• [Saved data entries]
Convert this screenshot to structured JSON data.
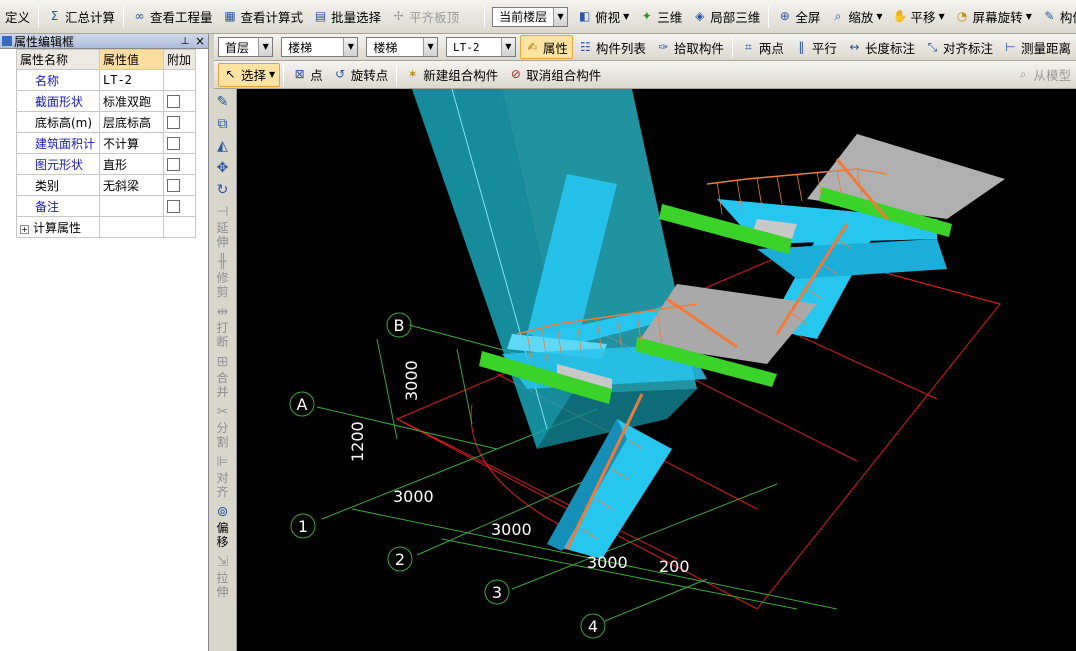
{
  "toolbar_main": {
    "define": "定义",
    "sum_calc": "汇总计算",
    "view_quantity": "查看工程量",
    "view_formula": "查看计算式",
    "batch_select": "批量选择",
    "flush_slab": "平齐板顶",
    "current_floor": "当前楼层",
    "top_view": "俯视",
    "three_d": "三维",
    "local_3d": "局部三维",
    "full_screen": "全屏",
    "zoom": "缩放",
    "pan": "平移",
    "screen_rotate": "屏幕旋转",
    "component_display": "构件图元显"
  },
  "toolbar_second": {
    "floor": "首层",
    "category": "楼梯",
    "type": "楼梯",
    "component": "LT-2",
    "properties": "属性",
    "component_list": "构件列表",
    "pick_component": "拾取构件",
    "two_points": "两点",
    "parallel": "平行",
    "length_dim": "长度标注",
    "align_dim": "对齐标注",
    "measure_distance": "测量距离"
  },
  "toolbar_third": {
    "select": "选择",
    "point": "点",
    "rotate_point": "旋转点",
    "new_group": "新建组合构件",
    "cancel_group": "取消组合构件",
    "from_model": "从模型"
  },
  "panel": {
    "title": "属性编辑框",
    "headers": {
      "name": "属性名称",
      "value": "属性值",
      "extra": "附加"
    },
    "rows": [
      {
        "name": "名称",
        "value": "LT-2",
        "blue": true,
        "check": false
      },
      {
        "name": "截面形状",
        "value": "标准双跑",
        "blue": true,
        "check": true
      },
      {
        "name": "底标高(m)",
        "value": "层底标高",
        "blue": false,
        "check": true
      },
      {
        "name": "建筑面积计",
        "value": "不计算",
        "blue": true,
        "check": true
      },
      {
        "name": "图元形状",
        "value": "直形",
        "blue": true,
        "check": true
      },
      {
        "name": "类别",
        "value": "无斜梁",
        "blue": false,
        "check": true
      },
      {
        "name": "备注",
        "value": "",
        "blue": true,
        "check": true
      }
    ],
    "calc_props": "计算属性"
  },
  "vertical_tools": [
    {
      "label": "",
      "icon": "brush-icon",
      "glyph": "✎",
      "disabled": false
    },
    {
      "label": "",
      "icon": "copy-icon",
      "glyph": "⧉",
      "disabled": false
    },
    {
      "label": "",
      "icon": "mirror-icon",
      "glyph": "◭",
      "disabled": false
    },
    {
      "label": "",
      "icon": "move-icon",
      "glyph": "✥",
      "disabled": false
    },
    {
      "label": "",
      "icon": "rotate-icon",
      "glyph": "↻",
      "disabled": false
    },
    {
      "label": "延伸",
      "icon": "extend-icon",
      "glyph": "⊣",
      "disabled": true
    },
    {
      "label": "修剪",
      "icon": "trim-icon",
      "glyph": "╫",
      "disabled": true
    },
    {
      "label": "打断",
      "icon": "break-icon",
      "glyph": "⇹",
      "disabled": true
    },
    {
      "label": "合并",
      "icon": "merge-icon",
      "glyph": "⊞",
      "disabled": true
    },
    {
      "label": "分割",
      "icon": "split-icon",
      "glyph": "✂",
      "disabled": true
    },
    {
      "label": "对齐",
      "icon": "align-icon",
      "glyph": "⊫",
      "disabled": true
    },
    {
      "label": "偏移",
      "icon": "offset-icon",
      "glyph": "⊚",
      "disabled": false
    },
    {
      "label": "拉伸",
      "icon": "stretch-icon",
      "glyph": "⇲",
      "disabled": true
    }
  ],
  "canvas": {
    "axis_letters": [
      "A",
      "B"
    ],
    "axis_numbers": [
      "1",
      "2",
      "3",
      "4"
    ],
    "dims": {
      "d3000_vertical": "3000",
      "d1200": "1200",
      "d3000_a": "3000",
      "d3000_b": "3000",
      "d3000_c": "3000",
      "d200": "200"
    }
  },
  "colors": {
    "stair": "#27c6ef",
    "stair_dark": "#168fb8",
    "railing": "#f07a3a",
    "beam": "#3bd22a",
    "landing": "#a9a9a9",
    "wall": "#1aa3b7",
    "grid_red": "#e01818",
    "grid_green": "#3fa63f"
  }
}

• [What is asked]
Each line in the records above should be reproduced exactly; images are not copied.

• [Solution to the problem]
Convert this screenshot to structured JSON data.
{
  "toolbar_main": {
    "define": "定义",
    "sum_calc": "汇总计算",
    "view_quantity": "查看工程量",
    "view_formula": "查看计算式",
    "batch_select": "批量选择",
    "flush_slab": "平齐板顶",
    "current_floor": "当前楼层",
    "top_view": "俯视",
    "three_d": "三维",
    "local_3d": "局部三维",
    "full_screen": "全屏",
    "zoom": "缩放",
    "pan": "平移",
    "screen_rotate": "屏幕旋转",
    "component_display": "构件图元显"
  },
  "toolbar_second": {
    "floor": "首层",
    "category": "楼梯",
    "type": "楼梯",
    "component": "LT-2",
    "properties": "属性",
    "component_list": "构件列表",
    "pick_component": "拾取构件",
    "two_points": "两点",
    "parallel": "平行",
    "length_dim": "长度标注",
    "align_dim": "对齐标注",
    "measure_distance": "测量距离"
  },
  "toolbar_third": {
    "select": "选择",
    "point": "点",
    "rotate_point": "旋转点",
    "new_group": "新建组合构件",
    "cancel_group": "取消组合构件",
    "from_model": "从模型"
  },
  "panel": {
    "title": "属性编辑框",
    "headers": {
      "name": "属性名称",
      "value": "属性值",
      "extra": "附加"
    },
    "rows": [
      {
        "name": "名称",
        "value": "LT-2",
        "blue": true,
        "check": false
      },
      {
        "name": "截面形状",
        "value": "标准双跑",
        "blue": true,
        "check": true
      },
      {
        "name": "底标高(m)",
        "value": "层底标高",
        "blue": false,
        "check": true
      },
      {
        "name": "建筑面积计",
        "value": "不计算",
        "blue": true,
        "check": true
      },
      {
        "name": "图元形状",
        "value": "直形",
        "blue": true,
        "check": true
      },
      {
        "name": "类别",
        "value": "无斜梁",
        "blue": false,
        "check": true
      },
      {
        "name": "备注",
        "value": "",
        "blue": true,
        "check": true
      }
    ],
    "calc_props": "计算属性"
  },
  "vertical_tools": [
    {
      "label": "",
      "icon": "brush-icon",
      "glyph": "✎",
      "disabled": false
    },
    {
      "label": "",
      "icon": "copy-icon",
      "glyph": "⧉",
      "disabled": false
    },
    {
      "label": "",
      "icon": "mirror-icon",
      "glyph": "◭",
      "disabled": false
    },
    {
      "label": "",
      "icon": "move-icon",
      "glyph": "✥",
      "disabled": false
    },
    {
      "label": "",
      "icon": "rotate-icon",
      "glyph": "↻",
      "disabled": false
    },
    {
      "label": "延伸",
      "icon": "extend-icon",
      "glyph": "⊣",
      "disabled": true
    },
    {
      "label": "修剪",
      "icon": "trim-icon",
      "glyph": "╫",
      "disabled": true
    },
    {
      "label": "打断",
      "icon": "break-icon",
      "glyph": "⇹",
      "disabled": true
    },
    {
      "label": "合并",
      "icon": "merge-icon",
      "glyph": "⊞",
      "disabled": true
    },
    {
      "label": "分割",
      "icon": "split-icon",
      "glyph": "✂",
      "disabled": true
    },
    {
      "label": "对齐",
      "icon": "align-icon",
      "glyph": "⊫",
      "disabled": true
    },
    {
      "label": "偏移",
      "icon": "offset-icon",
      "glyph": "⊚",
      "disabled": false
    },
    {
      "label": "拉伸",
      "icon": "stretch-icon",
      "glyph": "⇲",
      "disabled": true
    }
  ],
  "canvas": {
    "axis_letters": [
      "A",
      "B"
    ],
    "axis_numbers": [
      "1",
      "2",
      "3",
      "4"
    ],
    "dims": {
      "d3000_vertical": "3000",
      "d1200": "1200",
      "d3000_a": "3000",
      "d3000_b": "3000",
      "d3000_c": "3000",
      "d200": "200"
    }
  },
  "colors": {
    "stair": "#27c6ef",
    "stair_dark": "#168fb8",
    "railing": "#f07a3a",
    "beam": "#3bd22a",
    "landing": "#a9a9a9",
    "wall": "#1aa3b7",
    "grid_red": "#e01818",
    "grid_green": "#3fa63f"
  }
}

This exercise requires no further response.